Excerpts from a figure dataset:
* BEGIN *

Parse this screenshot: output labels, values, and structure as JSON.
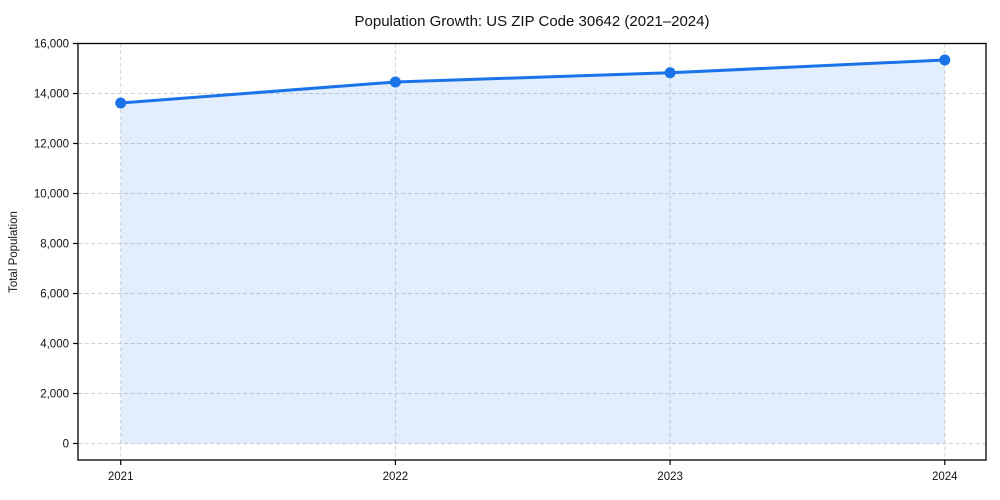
{
  "chart": {
    "title": "Population Growth: US ZIP Code 30642 (2021–2024)",
    "ylabel": "Total Population"
  },
  "chart_data": {
    "type": "line",
    "title": "Population Growth: US ZIP Code 30642 (2021–2024)",
    "xlabel": "",
    "ylabel": "Total Population",
    "x": [
      2021,
      2022,
      2023,
      2024
    ],
    "series": [
      {
        "name": "Total Population",
        "values": [
          13620,
          14460,
          14830,
          15340
        ]
      }
    ],
    "area_fill": true,
    "marker": "circle",
    "grid": true,
    "grid_style": "dashed",
    "legend_position": "none",
    "ylim": [
      -680,
      16000
    ],
    "yticks": [
      0,
      2000,
      4000,
      6000,
      8000,
      10000,
      12000,
      14000,
      16000
    ],
    "xticks": [
      "2021",
      "2022",
      "2023",
      "2024"
    ],
    "colors": {
      "line": "#1a73e8",
      "marker": "#1a73e8",
      "area": "rgba(26,115,232,0.12)",
      "grid": "#d0d0d0",
      "spine": "#000000",
      "text": "#111111",
      "background": "#ffffff"
    }
  }
}
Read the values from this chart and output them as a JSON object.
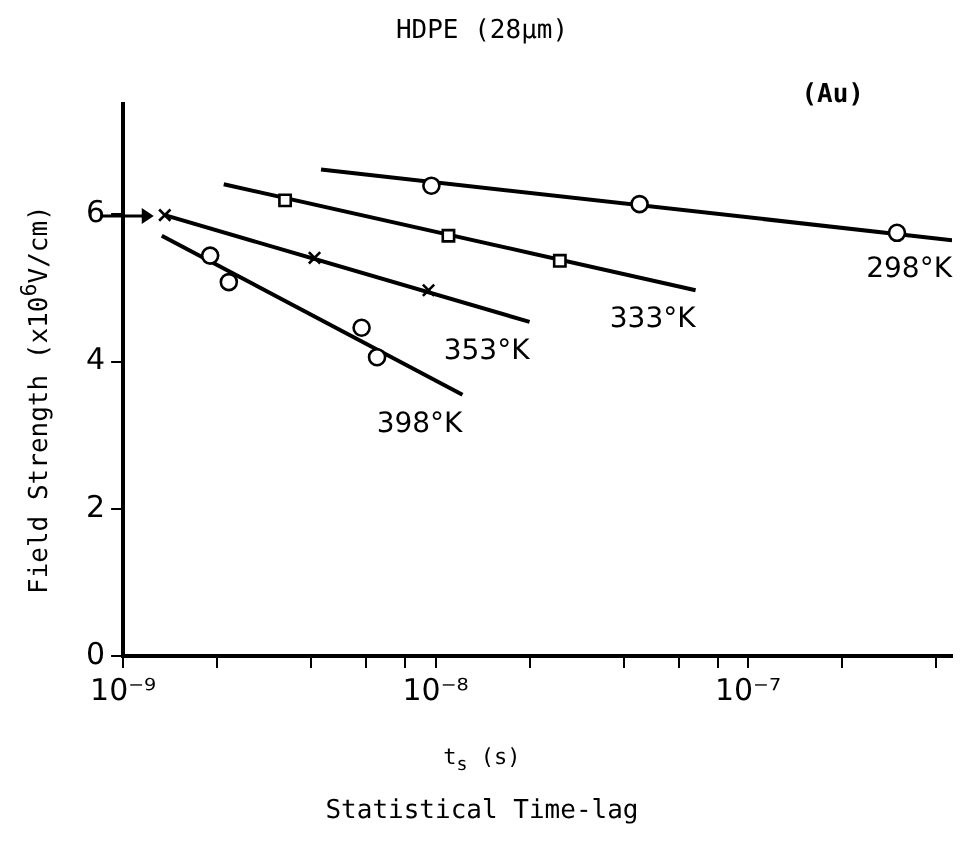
{
  "chart_data": {
    "type": "scatter",
    "title": "HDPE (28μm)",
    "xlabel": "t$_{s}$ (s)",
    "ylabel": "Field Strength (x10$^{6}$V/cm)",
    "annotations": [
      "(Au)",
      "Statistical Time-lag"
    ],
    "log": "x",
    "grid": false,
    "legend": false,
    "xlim": [
      1e-09,
      4.5e-07
    ],
    "ylim": [
      0,
      7.5
    ],
    "xticks": [
      {
        "value": 1e-09,
        "label": "10⁻⁹"
      },
      {
        "value": 2e-09,
        "label": null
      },
      {
        "value": 4e-09,
        "label": null
      },
      {
        "value": 6e-09,
        "label": null
      },
      {
        "value": 8e-09,
        "label": null
      },
      {
        "value": 1e-08,
        "label": "10⁻⁸"
      },
      {
        "value": 2e-08,
        "label": null
      },
      {
        "value": 4e-08,
        "label": null
      },
      {
        "value": 6e-08,
        "label": null
      },
      {
        "value": 8e-08,
        "label": null
      },
      {
        "value": 1e-07,
        "label": "10⁻⁷"
      },
      {
        "value": 2e-07,
        "label": null
      },
      {
        "value": 4e-07,
        "label": null
      }
    ],
    "yticks": [
      0,
      2,
      4,
      6
    ],
    "series": [
      {
        "type": "scatter",
        "marker": "circle",
        "color": "#000000",
        "x": [
          9.7e-09,
          4.5e-08,
          3e-07
        ],
        "values": [
          6.39,
          6.14,
          5.75
        ]
      },
      {
        "type": "scatter",
        "marker": "square",
        "color": "#000000",
        "x": [
          3.3e-09,
          1.1e-08,
          2.5e-08
        ],
        "values": [
          6.19,
          5.71,
          5.37
        ]
      },
      {
        "type": "scatter",
        "marker": "cross",
        "color": "#000000",
        "x": [
          1.36e-09,
          4.1e-09,
          9.5e-09
        ],
        "values": [
          5.99,
          5.41,
          4.97
        ]
      },
      {
        "type": "scatter",
        "marker": "circle",
        "color": "#000000",
        "x": [
          1.9e-09,
          2.18e-09,
          5.8e-09,
          6.5e-09
        ],
        "values": [
          5.44,
          5.08,
          4.46,
          4.06
        ]
      },
      {
        "type": "line",
        "name": "298°K",
        "marker": "none",
        "color": "#000000",
        "x": [
          4.3e-09,
          4.5e-07
        ],
        "values": [
          6.61,
          5.65
        ]
      },
      {
        "type": "line",
        "name": "333°K",
        "marker": "none",
        "color": "#000000",
        "x": [
          2.1e-09,
          6.8e-08
        ],
        "values": [
          6.41,
          4.97
        ]
      },
      {
        "type": "line",
        "name": "353°K",
        "marker": "none",
        "color": "#000000",
        "x": [
          1.36e-09,
          2e-08
        ],
        "values": [
          5.99,
          4.54
        ]
      },
      {
        "type": "line",
        "name": "398°K",
        "marker": "none",
        "color": "#000000",
        "x": [
          1.33e-09,
          1.22e-08
        ],
        "values": [
          5.71,
          3.55
        ]
      }
    ]
  }
}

* END *

* **Set task**
Transcribe the full listing above exactly as it stands, minus the pictures.

* **Answer to the task**
Parse this screenshot: output labels, values, and structure as JSON.
{
  "chart": {
    "title": "Population Growth: US ZIP Code 30642 (2021–2024)",
    "ylabel": "Total Population"
  },
  "chart_data": {
    "type": "line",
    "title": "Population Growth: US ZIP Code 30642 (2021–2024)",
    "xlabel": "",
    "ylabel": "Total Population",
    "x": [
      2021,
      2022,
      2023,
      2024
    ],
    "series": [
      {
        "name": "Total Population",
        "values": [
          13620,
          14460,
          14830,
          15340
        ]
      }
    ],
    "area_fill": true,
    "marker": "circle",
    "grid": true,
    "grid_style": "dashed",
    "legend_position": "none",
    "ylim": [
      -680,
      16000
    ],
    "yticks": [
      0,
      2000,
      4000,
      6000,
      8000,
      10000,
      12000,
      14000,
      16000
    ],
    "xticks": [
      "2021",
      "2022",
      "2023",
      "2024"
    ],
    "colors": {
      "line": "#1a73e8",
      "marker": "#1a73e8",
      "area": "rgba(26,115,232,0.12)",
      "grid": "#d0d0d0",
      "spine": "#000000",
      "text": "#111111",
      "background": "#ffffff"
    }
  }
}
Read the values from this chart and output them as a JSON object.
{
  "chart_data": {
    "type": "scatter",
    "title": "HDPE (28μm)",
    "xlabel": "t$_{s}$ (s)",
    "ylabel": "Field Strength (x10$^{6}$V/cm)",
    "annotations": [
      "(Au)",
      "Statistical Time-lag"
    ],
    "log": "x",
    "grid": false,
    "legend": false,
    "xlim": [
      1e-09,
      4.5e-07
    ],
    "ylim": [
      0,
      7.5
    ],
    "xticks": [
      {
        "value": 1e-09,
        "label": "10⁻⁹"
      },
      {
        "value": 2e-09,
        "label": null
      },
      {
        "value": 4e-09,
        "label": null
      },
      {
        "value": 6e-09,
        "label": null
      },
      {
        "value": 8e-09,
        "label": null
      },
      {
        "value": 1e-08,
        "label": "10⁻⁸"
      },
      {
        "value": 2e-08,
        "label": null
      },
      {
        "value": 4e-08,
        "label": null
      },
      {
        "value": 6e-08,
        "label": null
      },
      {
        "value": 8e-08,
        "label": null
      },
      {
        "value": 1e-07,
        "label": "10⁻⁷"
      },
      {
        "value": 2e-07,
        "label": null
      },
      {
        "value": 4e-07,
        "label": null
      }
    ],
    "yticks": [
      0,
      2,
      4,
      6
    ],
    "series": [
      {
        "type": "scatter",
        "marker": "circle",
        "color": "#000000",
        "x": [
          9.7e-09,
          4.5e-08,
          3e-07
        ],
        "values": [
          6.39,
          6.14,
          5.75
        ]
      },
      {
        "type": "scatter",
        "marker": "square",
        "color": "#000000",
        "x": [
          3.3e-09,
          1.1e-08,
          2.5e-08
        ],
        "values": [
          6.19,
          5.71,
          5.37
        ]
      },
      {
        "type": "scatter",
        "marker": "cross",
        "color": "#000000",
        "x": [
          1.36e-09,
          4.1e-09,
          9.5e-09
        ],
        "values": [
          5.99,
          5.41,
          4.97
        ]
      },
      {
        "type": "scatter",
        "marker": "circle",
        "color": "#000000",
        "x": [
          1.9e-09,
          2.18e-09,
          5.8e-09,
          6.5e-09
        ],
        "values": [
          5.44,
          5.08,
          4.46,
          4.06
        ]
      },
      {
        "type": "line",
        "name": "298°K",
        "marker": "none",
        "color": "#000000",
        "x": [
          4.3e-09,
          4.5e-07
        ],
        "values": [
          6.61,
          5.65
        ]
      },
      {
        "type": "line",
        "name": "333°K",
        "marker": "none",
        "color": "#000000",
        "x": [
          2.1e-09,
          6.8e-08
        ],
        "values": [
          6.41,
          4.97
        ]
      },
      {
        "type": "line",
        "name": "353°K",
        "marker": "none",
        "color": "#000000",
        "x": [
          1.36e-09,
          2e-08
        ],
        "values": [
          5.99,
          4.54
        ]
      },
      {
        "type": "line",
        "name": "398°K",
        "marker": "none",
        "color": "#000000",
        "x": [
          1.33e-09,
          1.22e-08
        ],
        "values": [
          5.71,
          3.55
        ]
      }
    ]
  }
}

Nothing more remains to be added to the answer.